INSTRUCTION => Would you extract the whole listing below and retype it exactly?

RECORDS SUPPLIED =>
******************************
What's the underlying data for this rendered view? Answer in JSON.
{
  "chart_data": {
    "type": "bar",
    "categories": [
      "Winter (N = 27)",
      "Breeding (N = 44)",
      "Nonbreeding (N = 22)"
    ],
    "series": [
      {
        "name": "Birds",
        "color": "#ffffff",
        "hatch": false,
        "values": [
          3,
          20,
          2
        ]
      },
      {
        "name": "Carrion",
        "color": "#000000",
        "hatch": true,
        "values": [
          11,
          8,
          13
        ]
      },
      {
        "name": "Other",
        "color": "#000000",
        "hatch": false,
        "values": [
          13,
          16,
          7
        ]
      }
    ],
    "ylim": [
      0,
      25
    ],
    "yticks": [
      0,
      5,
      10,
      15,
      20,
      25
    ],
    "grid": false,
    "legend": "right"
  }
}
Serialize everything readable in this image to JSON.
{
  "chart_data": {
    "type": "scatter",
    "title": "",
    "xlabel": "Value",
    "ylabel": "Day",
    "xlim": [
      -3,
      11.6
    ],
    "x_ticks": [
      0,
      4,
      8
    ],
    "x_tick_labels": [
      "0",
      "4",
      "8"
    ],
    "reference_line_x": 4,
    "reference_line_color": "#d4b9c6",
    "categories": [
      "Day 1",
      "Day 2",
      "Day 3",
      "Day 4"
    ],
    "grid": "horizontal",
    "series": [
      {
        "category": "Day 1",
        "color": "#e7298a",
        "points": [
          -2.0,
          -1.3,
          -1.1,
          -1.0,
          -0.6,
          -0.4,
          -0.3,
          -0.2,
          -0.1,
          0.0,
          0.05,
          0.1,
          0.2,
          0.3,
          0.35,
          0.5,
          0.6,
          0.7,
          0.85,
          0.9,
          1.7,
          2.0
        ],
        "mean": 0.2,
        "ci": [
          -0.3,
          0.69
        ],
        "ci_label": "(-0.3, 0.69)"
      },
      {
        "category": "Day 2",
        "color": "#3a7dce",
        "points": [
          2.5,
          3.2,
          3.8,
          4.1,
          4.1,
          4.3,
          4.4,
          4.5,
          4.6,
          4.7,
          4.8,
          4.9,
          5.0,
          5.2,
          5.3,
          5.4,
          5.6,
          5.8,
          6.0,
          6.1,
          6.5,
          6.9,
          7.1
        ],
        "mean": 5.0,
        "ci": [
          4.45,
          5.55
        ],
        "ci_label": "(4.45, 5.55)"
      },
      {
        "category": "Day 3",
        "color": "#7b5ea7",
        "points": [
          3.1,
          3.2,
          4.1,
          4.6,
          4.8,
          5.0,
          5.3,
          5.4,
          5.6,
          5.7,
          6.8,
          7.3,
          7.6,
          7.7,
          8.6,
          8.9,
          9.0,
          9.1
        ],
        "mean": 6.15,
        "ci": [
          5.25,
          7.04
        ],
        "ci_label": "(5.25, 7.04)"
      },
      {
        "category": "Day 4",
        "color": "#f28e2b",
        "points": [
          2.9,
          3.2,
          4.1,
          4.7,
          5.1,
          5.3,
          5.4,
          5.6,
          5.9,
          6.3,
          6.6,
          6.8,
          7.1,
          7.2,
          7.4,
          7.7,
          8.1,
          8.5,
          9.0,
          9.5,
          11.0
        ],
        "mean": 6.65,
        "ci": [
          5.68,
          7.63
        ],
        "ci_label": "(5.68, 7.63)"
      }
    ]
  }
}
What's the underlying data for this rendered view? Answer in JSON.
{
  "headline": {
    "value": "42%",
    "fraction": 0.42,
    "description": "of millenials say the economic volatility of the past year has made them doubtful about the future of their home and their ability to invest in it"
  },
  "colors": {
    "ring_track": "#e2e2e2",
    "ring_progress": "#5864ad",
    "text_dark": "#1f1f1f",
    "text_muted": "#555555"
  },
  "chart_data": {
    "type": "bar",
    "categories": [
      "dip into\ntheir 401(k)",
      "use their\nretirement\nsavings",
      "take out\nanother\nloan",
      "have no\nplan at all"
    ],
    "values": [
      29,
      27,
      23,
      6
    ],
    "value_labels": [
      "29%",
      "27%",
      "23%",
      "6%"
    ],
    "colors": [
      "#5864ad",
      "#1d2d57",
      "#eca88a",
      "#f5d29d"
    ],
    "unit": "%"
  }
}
******************************
SOLUTION TO THIS PROBLEM =>
What's the underlying data for this rendered view? Answer in JSON.
{
  "chart_data": {
    "type": "bar",
    "categories": [
      "Winter (N = 27)",
      "Breeding (N = 44)",
      "Nonbreeding (N = 22)"
    ],
    "series": [
      {
        "name": "Birds",
        "color": "#ffffff",
        "hatch": false,
        "values": [
          3,
          20,
          2
        ]
      },
      {
        "name": "Carrion",
        "color": "#000000",
        "hatch": true,
        "values": [
          11,
          8,
          13
        ]
      },
      {
        "name": "Other",
        "color": "#000000",
        "hatch": false,
        "values": [
          13,
          16,
          7
        ]
      }
    ],
    "ylim": [
      0,
      25
    ],
    "yticks": [
      0,
      5,
      10,
      15,
      20,
      25
    ],
    "grid": false,
    "legend": "right"
  }
}
Serialize everything readable in this image to JSON.
{
  "chart_data": {
    "type": "scatter",
    "title": "",
    "xlabel": "Value",
    "ylabel": "Day",
    "xlim": [
      -3,
      11.6
    ],
    "x_ticks": [
      0,
      4,
      8
    ],
    "x_tick_labels": [
      "0",
      "4",
      "8"
    ],
    "reference_line_x": 4,
    "reference_line_color": "#d4b9c6",
    "categories": [
      "Day 1",
      "Day 2",
      "Day 3",
      "Day 4"
    ],
    "grid": "horizontal",
    "series": [
      {
        "category": "Day 1",
        "color": "#e7298a",
        "points": [
          -2.0,
          -1.3,
          -1.1,
          -1.0,
          -0.6,
          -0.4,
          -0.3,
          -0.2,
          -0.1,
          0.0,
          0.05,
          0.1,
          0.2,
          0.3,
          0.35,
          0.5,
          0.6,
          0.7,
          0.85,
          0.9,
          1.7,
          2.0
        ],
        "mean": 0.2,
        "ci": [
          -0.3,
          0.69
        ],
        "ci_label": "(-0.3, 0.69)"
      },
      {
        "category": "Day 2",
        "color": "#3a7dce",
        "points": [
          2.5,
          3.2,
          3.8,
          4.1,
          4.1,
          4.3,
          4.4,
          4.5,
          4.6,
          4.7,
          4.8,
          4.9,
          5.0,
          5.2,
          5.3,
          5.4,
          5.6,
          5.8,
          6.0,
          6.1,
          6.5,
          6.9,
          7.1
        ],
        "mean": 5.0,
        "ci": [
          4.45,
          5.55
        ],
        "ci_label": "(4.45, 5.55)"
      },
      {
        "category": "Day 3",
        "color": "#7b5ea7",
        "points": [
          3.1,
          3.2,
          4.1,
          4.6,
          4.8,
          5.0,
          5.3,
          5.4,
          5.6,
          5.7,
          6.8,
          7.3,
          7.6,
          7.7,
          8.6,
          8.9,
          9.0,
          9.1
        ],
        "mean": 6.15,
        "ci": [
          5.25,
          7.04
        ],
        "ci_label": "(5.25, 7.04)"
      },
      {
        "category": "Day 4",
        "color": "#f28e2b",
        "points": [
          2.9,
          3.2,
          4.1,
          4.7,
          5.1,
          5.3,
          5.4,
          5.6,
          5.9,
          6.3,
          6.6,
          6.8,
          7.1,
          7.2,
          7.4,
          7.7,
          8.1,
          8.5,
          9.0,
          9.5,
          11.0
        ],
        "mean": 6.65,
        "ci": [
          5.68,
          7.63
        ],
        "ci_label": "(5.68, 7.63)"
      }
    ]
  }
}
What's the underlying data for this rendered view? Answer in JSON.
{
  "headline": {
    "value": "42%",
    "fraction": 0.42,
    "description": "of millenials say the economic volatility of the past year has made them doubtful about the future of their home and their ability to invest in it"
  },
  "colors": {
    "ring_track": "#e2e2e2",
    "ring_progress": "#5864ad",
    "text_dark": "#1f1f1f",
    "text_muted": "#555555"
  },
  "chart_data": {
    "type": "bar",
    "categories": [
      "dip into\ntheir 401(k)",
      "use their\nretirement\nsavings",
      "take out\nanother\nloan",
      "have no\nplan at all"
    ],
    "values": [
      29,
      27,
      23,
      6
    ],
    "value_labels": [
      "29%",
      "27%",
      "23%",
      "6%"
    ],
    "colors": [
      "#5864ad",
      "#1d2d57",
      "#eca88a",
      "#f5d29d"
    ],
    "unit": "%"
  }
}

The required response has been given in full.